Items
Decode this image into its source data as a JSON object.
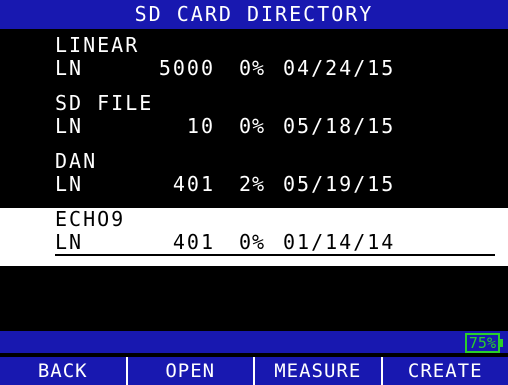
{
  "header": {
    "title": "SD CARD DIRECTORY"
  },
  "files": [
    {
      "name": "LINEAR",
      "type": "LN",
      "count": "5000",
      "percent": "0%",
      "date": "04/24/15"
    },
    {
      "name": "SD FILE",
      "type": "LN",
      "count": "10",
      "percent": "0%",
      "date": "05/18/15"
    },
    {
      "name": "DAN",
      "type": "LN",
      "count": "401",
      "percent": "2%",
      "date": "05/19/15"
    },
    {
      "name": "ECHO9",
      "type": "LN",
      "count": "401",
      "percent": "0%",
      "date": "01/14/14",
      "selected": true
    }
  ],
  "status": {
    "battery": "75%"
  },
  "softkeys": {
    "back": "BACK",
    "open": "OPEN",
    "measure": "MEASURE",
    "create": "CREATE"
  },
  "colors": {
    "bar_blue": "#1818b0",
    "battery_green": "#2ad02a",
    "selection": "#ffffff"
  },
  "icons": {
    "selected_marker": "open-folder-icon"
  }
}
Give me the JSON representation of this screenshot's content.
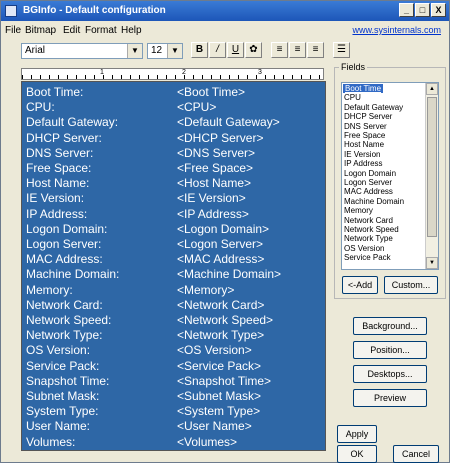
{
  "window": {
    "title": "BGInfo - Default configuration",
    "minimize": "_",
    "maximize": "□",
    "close": "X"
  },
  "menu": {
    "items": [
      "File",
      "Bitmap",
      "Edit",
      "Format",
      "Help"
    ],
    "link": "www.sysinternals.com"
  },
  "toolbar": {
    "font": "Arial",
    "size": "12",
    "bold": "B",
    "italic": "/",
    "underline": "U",
    "color": "✿",
    "align_left": "≡",
    "align_center": "≡",
    "align_right": "≡",
    "bullets": "☰"
  },
  "ruler": {
    "marks": [
      "1",
      "2",
      "3"
    ]
  },
  "editor": {
    "rows": [
      {
        "label": "Boot Time:",
        "token": "<Boot Time>"
      },
      {
        "label": "CPU:",
        "token": "<CPU>"
      },
      {
        "label": "Default Gateway:",
        "token": "<Default Gateway>"
      },
      {
        "label": "DHCP Server:",
        "token": "<DHCP Server>"
      },
      {
        "label": "DNS Server:",
        "token": "<DNS Server>"
      },
      {
        "label": "Free Space:",
        "token": "<Free Space>"
      },
      {
        "label": "Host Name:",
        "token": "<Host Name>"
      },
      {
        "label": "IE Version:",
        "token": "<IE Version>"
      },
      {
        "label": "IP Address:",
        "token": "<IP Address>"
      },
      {
        "label": "Logon Domain:",
        "token": "<Logon Domain>"
      },
      {
        "label": "Logon Server:",
        "token": "<Logon Server>"
      },
      {
        "label": "MAC Address:",
        "token": "<MAC Address>"
      },
      {
        "label": "Machine Domain:",
        "token": "<Machine Domain>"
      },
      {
        "label": "Memory:",
        "token": "<Memory>"
      },
      {
        "label": "Network Card:",
        "token": "<Network Card>"
      },
      {
        "label": "Network Speed:",
        "token": "<Network Speed>"
      },
      {
        "label": "Network Type:",
        "token": "<Network Type>"
      },
      {
        "label": "OS Version:",
        "token": "<OS Version>"
      },
      {
        "label": "Service Pack:",
        "token": "<Service Pack>"
      },
      {
        "label": "Snapshot Time:",
        "token": "<Snapshot Time>"
      },
      {
        "label": "Subnet Mask:",
        "token": "<Subnet Mask>"
      },
      {
        "label": "System Type:",
        "token": "<System Type>"
      },
      {
        "label": "User Name:",
        "token": "<User Name>"
      },
      {
        "label": "Volumes:",
        "token": "<Volumes>"
      }
    ]
  },
  "fields": {
    "title": "Fields",
    "items": [
      "Boot Time",
      "CPU",
      "Default Gateway",
      "DHCP Server",
      "DNS Server",
      "Free Space",
      "Host Name",
      "IE Version",
      "IP Address",
      "Logon Domain",
      "Logon Server",
      "MAC Address",
      "Machine Domain",
      "Memory",
      "Network Card",
      "Network Speed",
      "Network Type",
      "OS Version",
      "Service Pack"
    ],
    "selected": "Boot Time",
    "add": "<-Add",
    "custom": "Custom..."
  },
  "buttons": {
    "background": "Background...",
    "position": "Position...",
    "desktops": "Desktops...",
    "preview": "Preview",
    "apply": "Apply",
    "ok": "OK",
    "cancel": "Cancel"
  },
  "colors": {
    "editor_bg": "#2e67a6",
    "title_bar": "#1d56b8",
    "selection": "#316ac5"
  }
}
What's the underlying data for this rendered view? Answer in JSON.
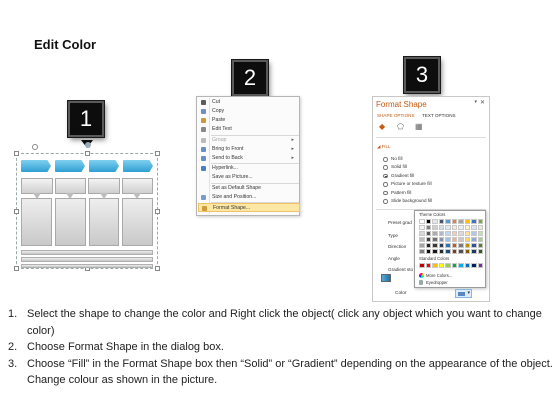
{
  "title": "Edit Color",
  "badges": [
    "1",
    "2",
    "3"
  ],
  "context_menu": {
    "items": [
      {
        "label": "Cut",
        "state": "normal",
        "icon": "scissors-icon",
        "color": "#5b5b5b"
      },
      {
        "label": "Copy",
        "state": "normal",
        "icon": "copy-icon",
        "color": "#6f8fbf"
      },
      {
        "label": "Paste",
        "state": "normal",
        "icon": "paste-icon",
        "color": "#c79a3a"
      },
      {
        "label": "Edit Text",
        "state": "normal",
        "icon": "edit-text-icon",
        "color": "#888888"
      },
      {
        "label": "Group",
        "state": "disabled",
        "icon": "group-icon",
        "color": "#bbbbbb",
        "submenu": true
      },
      {
        "label": "Bring to Front",
        "state": "normal",
        "icon": "bring-front-icon",
        "color": "#6a8fc8",
        "submenu": true
      },
      {
        "label": "Send to Back",
        "state": "normal",
        "icon": "send-back-icon",
        "color": "#6a8fc8",
        "submenu": true
      },
      {
        "label": "Hyperlink...",
        "state": "normal",
        "icon": "hyperlink-icon",
        "color": "#4a7fc0"
      },
      {
        "label": "Save as Picture...",
        "state": "normal",
        "icon": "",
        "color": ""
      },
      {
        "label": "Set as Default Shape",
        "state": "normal",
        "icon": "",
        "color": ""
      },
      {
        "label": "Size and Position...",
        "state": "normal",
        "icon": "size-position-icon",
        "color": "#7c9cc9"
      },
      {
        "label": "Format Shape...",
        "state": "active",
        "icon": "format-shape-icon",
        "color": "#d09b3a"
      }
    ]
  },
  "format_shape": {
    "title": "Format Shape",
    "tabs": [
      "SHAPE OPTIONS",
      "TEXT OPTIONS"
    ],
    "section": "FILL",
    "fill_options": [
      {
        "label": "No fill",
        "checked": false
      },
      {
        "label": "Solid fill",
        "checked": false
      },
      {
        "label": "Gradient fill",
        "checked": true
      },
      {
        "label": "Picture or texture fill",
        "checked": false
      },
      {
        "label": "Pattern fill",
        "checked": false
      },
      {
        "label": "Slide background fill",
        "checked": false
      }
    ],
    "props": [
      "Preset grad",
      "Type",
      "Direction",
      "Angle",
      "Gradient sto"
    ],
    "color_label": "Color"
  },
  "palette": {
    "theme_label": "Theme Colors",
    "standard_label": "Standard Colors",
    "more_colors": "More Colors...",
    "eyedropper": "Eyedropper",
    "theme_top": [
      "#ffffff",
      "#000000",
      "#e7e6e6",
      "#44546a",
      "#5b9bd5",
      "#ed7d31",
      "#a5a5a5",
      "#ffc000",
      "#4472c4",
      "#70ad47"
    ],
    "theme_shades": [
      [
        "#f2f2f2",
        "#7f7f7f",
        "#d0cece",
        "#d6dce4",
        "#deebf6",
        "#fbe5d5",
        "#ededed",
        "#fff2cc",
        "#dae3f3",
        "#e2efd9"
      ],
      [
        "#d8d8d8",
        "#595959",
        "#aeabab",
        "#adb9ca",
        "#bdd7ee",
        "#f7cbac",
        "#dbdbdb",
        "#fee599",
        "#b4c6e7",
        "#c5e0b3"
      ],
      [
        "#bfbfbf",
        "#3f3f3f",
        "#757070",
        "#8496b0",
        "#9cc3e5",
        "#f4b183",
        "#c9c9c9",
        "#ffd966",
        "#8eaadb",
        "#a8d08d"
      ],
      [
        "#a5a5a5",
        "#262626",
        "#3a3838",
        "#323f4f",
        "#2e75b5",
        "#c55a11",
        "#7b7b7b",
        "#bf9000",
        "#2f5496",
        "#538135"
      ],
      [
        "#7f7f7f",
        "#0c0c0c",
        "#171616",
        "#222a35",
        "#1e4e79",
        "#833c0b",
        "#525252",
        "#7f6000",
        "#1f3864",
        "#375623"
      ]
    ],
    "standard": [
      "#c00000",
      "#ff0000",
      "#ffc000",
      "#ffff00",
      "#92d050",
      "#00b050",
      "#00b0f0",
      "#0070c0",
      "#002060",
      "#7030a0"
    ]
  },
  "steps": [
    {
      "num": "1.",
      "text": "Select the shape to change the color and Right click the object( click any object which you want to change color)"
    },
    {
      "num": "2.",
      "text": "Choose Format Shape in the dialog box."
    },
    {
      "num": "3.",
      "text": "Choose “Fill” in the Format Shape box then “Solid” or “Gradient” depending on the appearance of the object. Change colour as shown in the picture."
    }
  ]
}
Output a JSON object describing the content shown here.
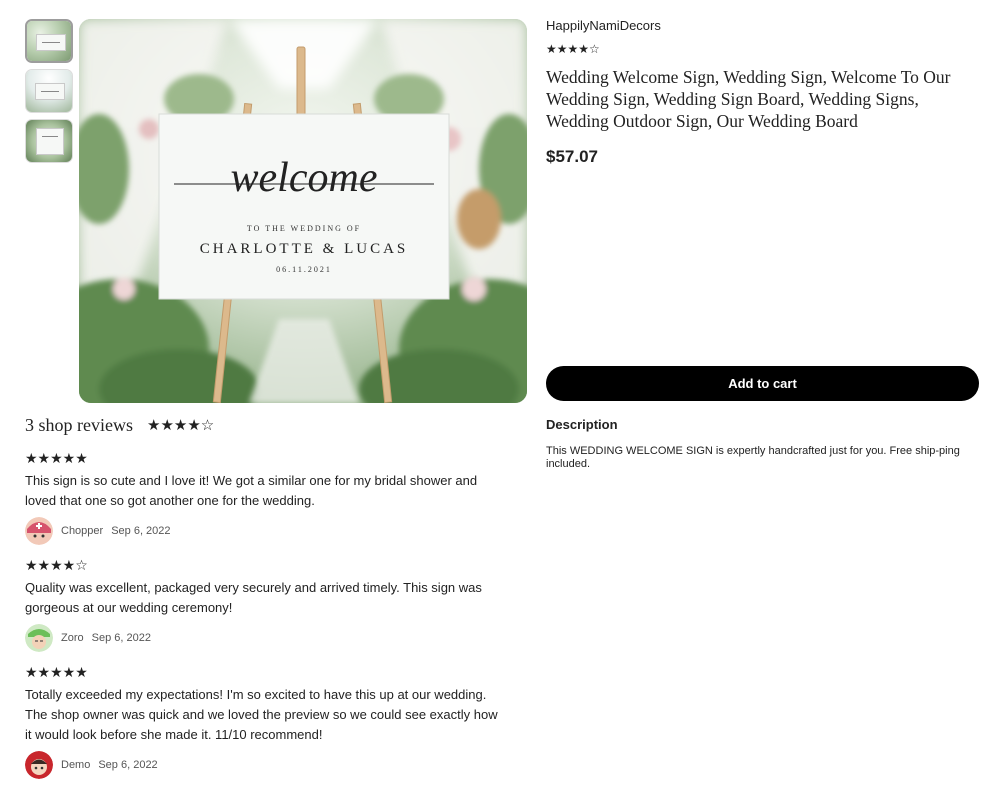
{
  "gallery": {
    "thumbnail_count": 3,
    "main_sign": {
      "script_word": "welcome",
      "line1": "TO THE WEDDING OF",
      "line2": "CHARLOTTE & LUCAS",
      "line3": "06.11.2021"
    }
  },
  "product": {
    "shop_name": "HappilyNamiDecors",
    "rating_stars": "★★★★☆",
    "title": "Wedding Welcome Sign, Wedding Sign, Welcome To Our Wedding Sign, Wedding Sign Board, Wedding Signs, Wedding Outdoor Sign, Our Wedding Board",
    "price": "$57.07",
    "add_to_cart": "Add to cart",
    "description_heading": "Description",
    "description_text": "This WEDDING WELCOME SIGN is expertly handcrafted just for you. Free ship-ping included."
  },
  "reviews": {
    "heading": "3 shop reviews",
    "stars": "★★★★☆",
    "items": [
      {
        "stars": "★★★★★",
        "text": "This sign is so cute and I love it! We got a similar one for my bridal shower and loved that one so got another one for the wedding.",
        "name": "Chopper",
        "date": "Sep 6, 2022"
      },
      {
        "stars": "★★★★☆",
        "text": "Quality was excellent, packaged very securely and arrived timely. This sign was gorgeous at our wedding ceremony!",
        "name": "Zoro",
        "date": "Sep 6, 2022"
      },
      {
        "stars": "★★★★★",
        "text": "Totally exceeded my expectations! I'm so excited to have this up at our wedding. The shop owner was quick and we loved the preview so we could see exactly how it would look before she made it. 11/10 recommend!",
        "name": "Demo",
        "date": "Sep 6, 2022"
      }
    ]
  },
  "colors": {
    "button_bg": "#000000",
    "button_text": "#ffffff",
    "text": "#222222"
  }
}
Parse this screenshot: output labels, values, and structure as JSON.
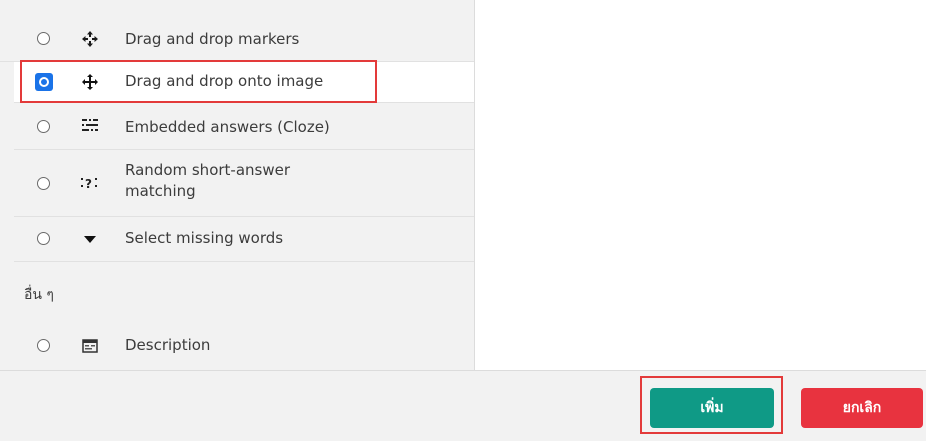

What to do
Look for the word "Snapshot" and return every line where it occurs.

Final result
        "label": "Snapshot Time:",
        "token": "<Snapshot Time>"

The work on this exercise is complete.